**Set task:**
Tally the lines of the listing that contain the word "ПЕСЕНКА", then give the total and nothing else.

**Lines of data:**

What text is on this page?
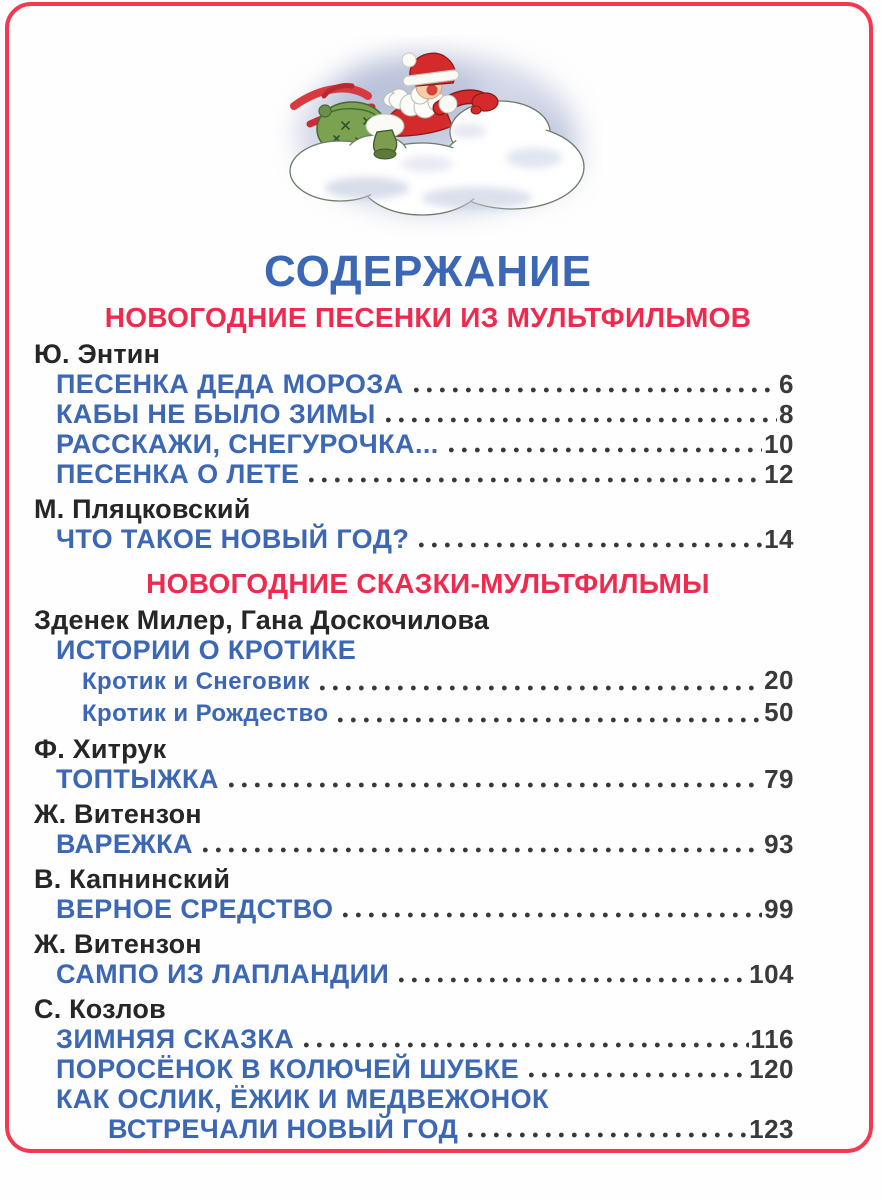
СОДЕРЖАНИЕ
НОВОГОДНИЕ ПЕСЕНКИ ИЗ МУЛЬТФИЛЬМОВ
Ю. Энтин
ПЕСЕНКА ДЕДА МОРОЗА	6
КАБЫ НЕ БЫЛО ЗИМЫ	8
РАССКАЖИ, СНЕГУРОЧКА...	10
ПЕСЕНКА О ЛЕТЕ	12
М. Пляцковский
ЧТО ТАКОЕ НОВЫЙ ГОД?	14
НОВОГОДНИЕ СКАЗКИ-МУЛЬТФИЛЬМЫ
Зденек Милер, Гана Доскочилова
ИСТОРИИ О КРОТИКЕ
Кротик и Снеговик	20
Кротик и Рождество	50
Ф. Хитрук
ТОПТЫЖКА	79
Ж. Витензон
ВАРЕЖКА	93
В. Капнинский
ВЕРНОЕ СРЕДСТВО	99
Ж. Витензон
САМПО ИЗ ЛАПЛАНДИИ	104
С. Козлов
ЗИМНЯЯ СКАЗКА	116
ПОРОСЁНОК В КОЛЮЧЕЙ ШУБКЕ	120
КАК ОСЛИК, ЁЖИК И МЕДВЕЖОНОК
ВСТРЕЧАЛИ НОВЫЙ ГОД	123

**Exercise result:**
2